Begin Source data
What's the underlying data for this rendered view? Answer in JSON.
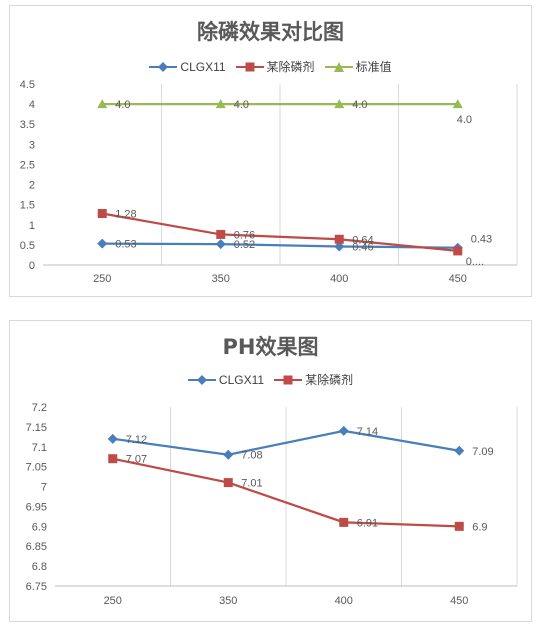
{
  "charts": [
    {
      "title": "除磷效果对比图",
      "legend": [
        {
          "name": "CLGX11",
          "color": "#4a7ebb",
          "marker": "diamond"
        },
        {
          "name": "某除磷剂",
          "color": "#be4b48",
          "marker": "square"
        },
        {
          "name": "标准值",
          "color": "#98b954",
          "marker": "triangle"
        }
      ]
    },
    {
      "title": "PH效果图",
      "legend": [
        {
          "name": "CLGX11",
          "color": "#4a7ebb",
          "marker": "diamond"
        },
        {
          "name": "某除磷剂",
          "color": "#be4b48",
          "marker": "square"
        }
      ]
    }
  ],
  "chart_data": [
    {
      "type": "line",
      "title": "除磷效果对比图",
      "categories": [
        "250",
        "350",
        "400",
        "450"
      ],
      "ylim": [
        0,
        4.5
      ],
      "yticks": [
        "0",
        "0.5",
        "1",
        "1.5",
        "2",
        "2.5",
        "3",
        "3.5",
        "4",
        "4.5"
      ],
      "grid": "vertical",
      "legend_position": "top",
      "series": [
        {
          "name": "CLGX11",
          "color": "#4a7ebb",
          "marker": "diamond",
          "values": [
            0.53,
            0.52,
            0.46,
            0.43
          ],
          "labels": [
            "0.53",
            "0.52",
            "0.46",
            "0.43"
          ]
        },
        {
          "name": "某除磷剂",
          "color": "#be4b48",
          "marker": "square",
          "values": [
            1.28,
            0.76,
            0.64,
            0.35
          ],
          "labels": [
            "1.28",
            "0.76",
            "0.64",
            "0...."
          ]
        },
        {
          "name": "标准值",
          "color": "#98b954",
          "marker": "triangle",
          "values": [
            4.0,
            4.0,
            4.0,
            4.0
          ],
          "labels": [
            "4.0",
            "4.0",
            "4.0",
            "4.0"
          ]
        }
      ]
    },
    {
      "type": "line",
      "title": "PH效果图",
      "categories": [
        "250",
        "350",
        "400",
        "450"
      ],
      "ylim": [
        6.75,
        7.2
      ],
      "yticks": [
        "6.75",
        "6.8",
        "6.85",
        "6.9",
        "6.95",
        "7",
        "7.05",
        "7.1",
        "7.15",
        "7.2"
      ],
      "grid": "vertical",
      "legend_position": "top",
      "series": [
        {
          "name": "CLGX11",
          "color": "#4a7ebb",
          "marker": "diamond",
          "values": [
            7.12,
            7.08,
            7.14,
            7.09
          ],
          "labels": [
            "7.12",
            "7.08",
            "7.14",
            "7.09"
          ]
        },
        {
          "name": "某除磷剂",
          "color": "#be4b48",
          "marker": "square",
          "values": [
            7.07,
            7.01,
            6.91,
            6.9
          ],
          "labels": [
            "7.07",
            "7.01",
            "6.91",
            "6.9"
          ]
        }
      ]
    }
  ]
}
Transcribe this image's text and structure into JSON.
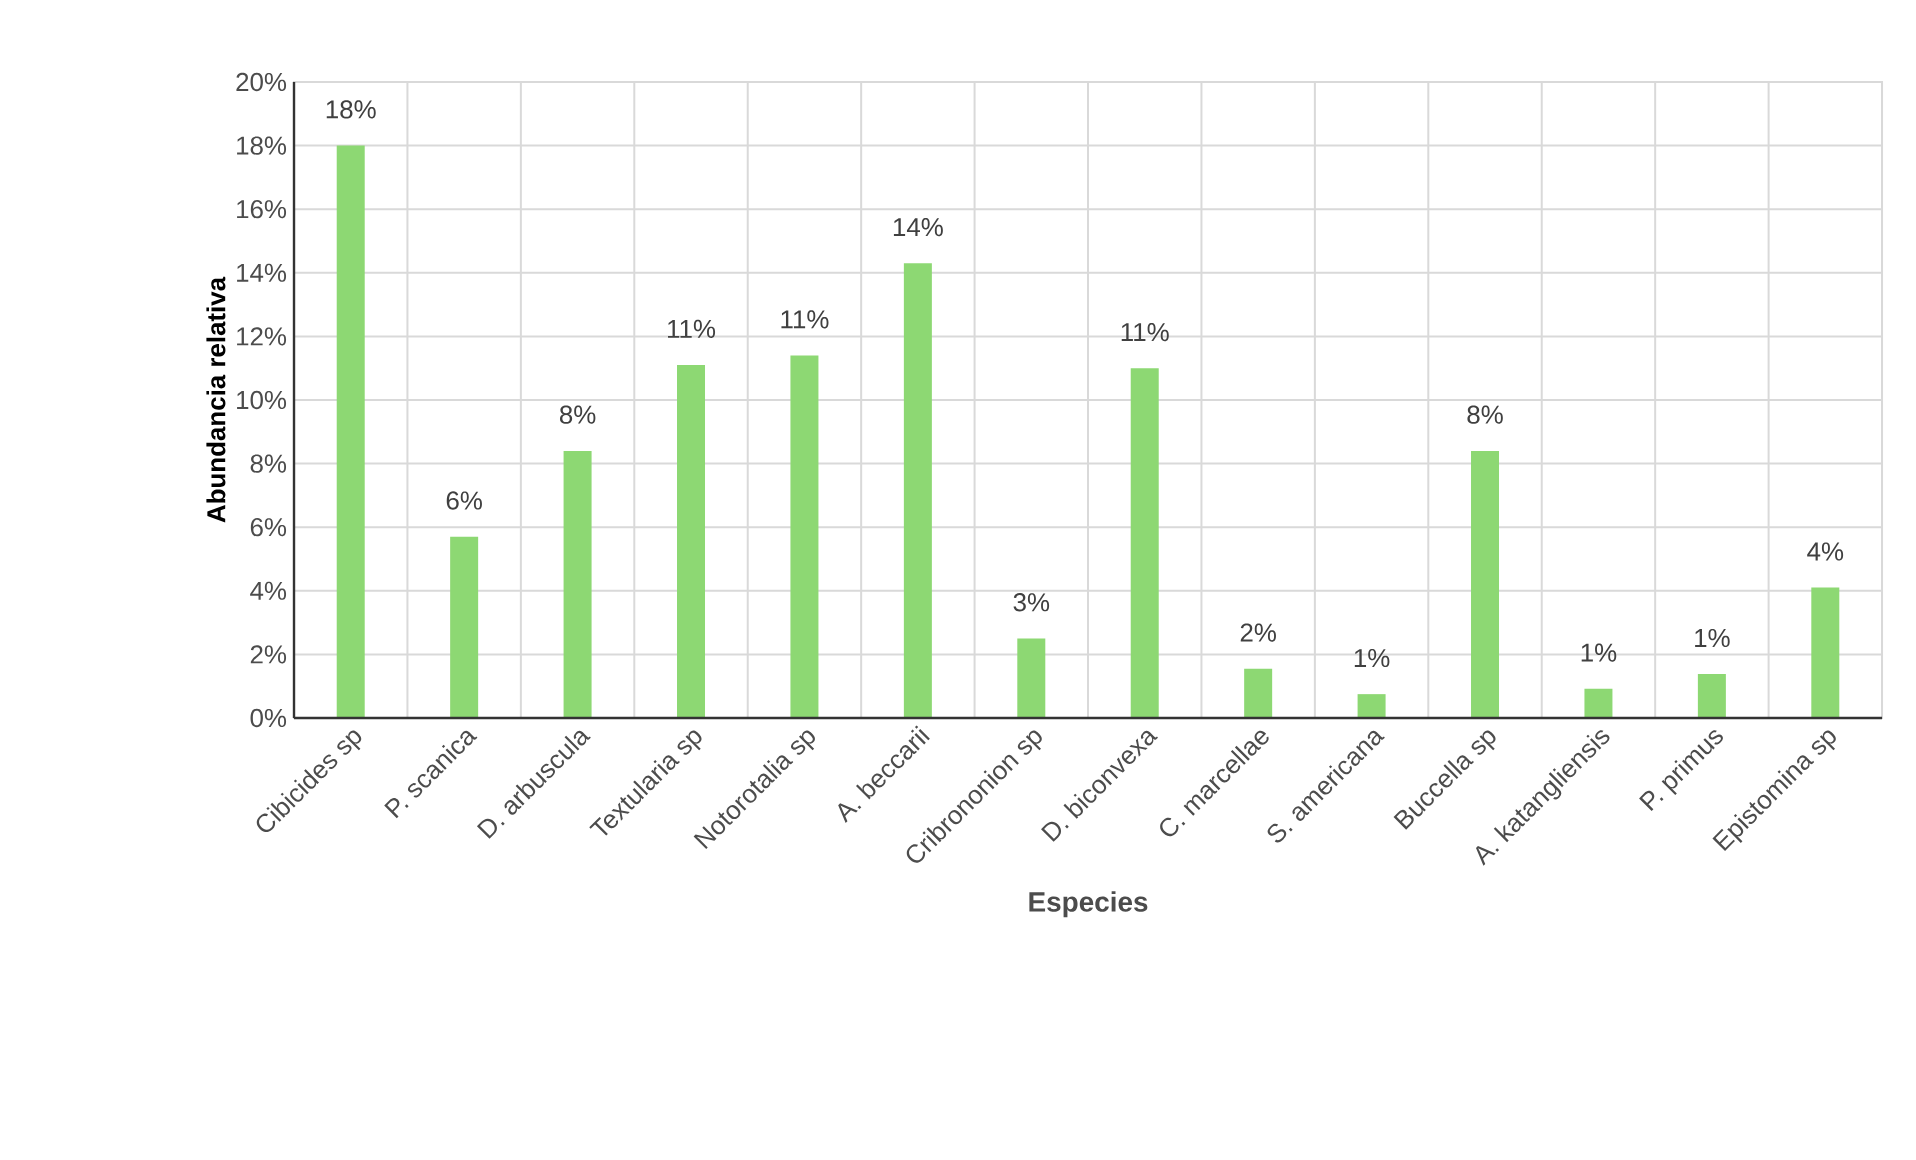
{
  "chart_data": {
    "type": "bar",
    "xlabel": "Especies",
    "ylabel": "Abundancia relativa",
    "categories": [
      "Cibicides sp",
      "P. scanica",
      "D. arbuscula",
      "Textularia sp",
      "Notorotalia sp",
      "A. beccarii",
      "Cribrononion sp",
      "D. biconvexa",
      "C. marcellae",
      "S. americana",
      "Buccella sp",
      "A. katangliensis",
      "P. primus",
      "Epistomina sp"
    ],
    "values": [
      18.0,
      5.7,
      8.4,
      11.1,
      11.4,
      14.3,
      2.5,
      11.0,
      1.55,
      0.75,
      8.4,
      0.92,
      1.38,
      4.1
    ],
    "value_labels": [
      "18%",
      "6%",
      "8%",
      "11%",
      "11%",
      "14%",
      "3%",
      "11%",
      "2%",
      "1%",
      "8%",
      "1%",
      "1%",
      "4%"
    ],
    "color": "#8dd873",
    "ylim": [
      0,
      20
    ],
    "yticks": [
      {
        "value": 0,
        "label": "0%"
      },
      {
        "value": 2,
        "label": "2%"
      },
      {
        "value": 4,
        "label": "4%"
      },
      {
        "value": 6,
        "label": "6%"
      },
      {
        "value": 8,
        "label": "8%"
      },
      {
        "value": 10,
        "label": "10%"
      },
      {
        "value": 12,
        "label": "12%"
      },
      {
        "value": 14,
        "label": "14%"
      },
      {
        "value": 16,
        "label": "16%"
      },
      {
        "value": 18,
        "label": "18%"
      },
      {
        "value": 20,
        "label": "20%"
      }
    ],
    "grid": true
  }
}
End Source data
* Exercise objective:
None of the pictures should appear; repeat the records exactly otherwise.

* Solution to this task:
What's the underlying data for this rendered view? Answer in JSON.
{
  "charts": [
    {
      "title": "除磷效果对比图",
      "legend": [
        {
          "name": "CLGX11",
          "color": "#4a7ebb",
          "marker": "diamond"
        },
        {
          "name": "某除磷剂",
          "color": "#be4b48",
          "marker": "square"
        },
        {
          "name": "标准值",
          "color": "#98b954",
          "marker": "triangle"
        }
      ]
    },
    {
      "title": "PH效果图",
      "legend": [
        {
          "name": "CLGX11",
          "color": "#4a7ebb",
          "marker": "diamond"
        },
        {
          "name": "某除磷剂",
          "color": "#be4b48",
          "marker": "square"
        }
      ]
    }
  ],
  "chart_data": [
    {
      "type": "line",
      "title": "除磷效果对比图",
      "categories": [
        "250",
        "350",
        "400",
        "450"
      ],
      "ylim": [
        0,
        4.5
      ],
      "yticks": [
        "0",
        "0.5",
        "1",
        "1.5",
        "2",
        "2.5",
        "3",
        "3.5",
        "4",
        "4.5"
      ],
      "grid": "vertical",
      "legend_position": "top",
      "series": [
        {
          "name": "CLGX11",
          "color": "#4a7ebb",
          "marker": "diamond",
          "values": [
            0.53,
            0.52,
            0.46,
            0.43
          ],
          "labels": [
            "0.53",
            "0.52",
            "0.46",
            "0.43"
          ]
        },
        {
          "name": "某除磷剂",
          "color": "#be4b48",
          "marker": "square",
          "values": [
            1.28,
            0.76,
            0.64,
            0.35
          ],
          "labels": [
            "1.28",
            "0.76",
            "0.64",
            "0...."
          ]
        },
        {
          "name": "标准值",
          "color": "#98b954",
          "marker": "triangle",
          "values": [
            4.0,
            4.0,
            4.0,
            4.0
          ],
          "labels": [
            "4.0",
            "4.0",
            "4.0",
            "4.0"
          ]
        }
      ]
    },
    {
      "type": "line",
      "title": "PH效果图",
      "categories": [
        "250",
        "350",
        "400",
        "450"
      ],
      "ylim": [
        6.75,
        7.2
      ],
      "yticks": [
        "6.75",
        "6.8",
        "6.85",
        "6.9",
        "6.95",
        "7",
        "7.05",
        "7.1",
        "7.15",
        "7.2"
      ],
      "grid": "vertical",
      "legend_position": "top",
      "series": [
        {
          "name": "CLGX11",
          "color": "#4a7ebb",
          "marker": "diamond",
          "values": [
            7.12,
            7.08,
            7.14,
            7.09
          ],
          "labels": [
            "7.12",
            "7.08",
            "7.14",
            "7.09"
          ]
        },
        {
          "name": "某除磷剂",
          "color": "#be4b48",
          "marker": "square",
          "values": [
            7.07,
            7.01,
            6.91,
            6.9
          ],
          "labels": [
            "7.07",
            "7.01",
            "6.91",
            "6.9"
          ]
        }
      ]
    }
  ]
}
Transcribe this image's text and structure into JSON.
{
  "chart_data": {
    "type": "bar",
    "xlabel": "Especies",
    "ylabel": "Abundancia relativa",
    "categories": [
      "Cibicides sp",
      "P. scanica",
      "D. arbuscula",
      "Textularia sp",
      "Notorotalia sp",
      "A. beccarii",
      "Cribrononion sp",
      "D. biconvexa",
      "C. marcellae",
      "S. americana",
      "Buccella sp",
      "A. katangliensis",
      "P. primus",
      "Epistomina sp"
    ],
    "values": [
      18.0,
      5.7,
      8.4,
      11.1,
      11.4,
      14.3,
      2.5,
      11.0,
      1.55,
      0.75,
      8.4,
      0.92,
      1.38,
      4.1
    ],
    "value_labels": [
      "18%",
      "6%",
      "8%",
      "11%",
      "11%",
      "14%",
      "3%",
      "11%",
      "2%",
      "1%",
      "8%",
      "1%",
      "1%",
      "4%"
    ],
    "color": "#8dd873",
    "ylim": [
      0,
      20
    ],
    "yticks": [
      {
        "value": 0,
        "label": "0%"
      },
      {
        "value": 2,
        "label": "2%"
      },
      {
        "value": 4,
        "label": "4%"
      },
      {
        "value": 6,
        "label": "6%"
      },
      {
        "value": 8,
        "label": "8%"
      },
      {
        "value": 10,
        "label": "10%"
      },
      {
        "value": 12,
        "label": "12%"
      },
      {
        "value": 14,
        "label": "14%"
      },
      {
        "value": 16,
        "label": "16%"
      },
      {
        "value": 18,
        "label": "18%"
      },
      {
        "value": 20,
        "label": "20%"
      }
    ],
    "grid": true
  }
}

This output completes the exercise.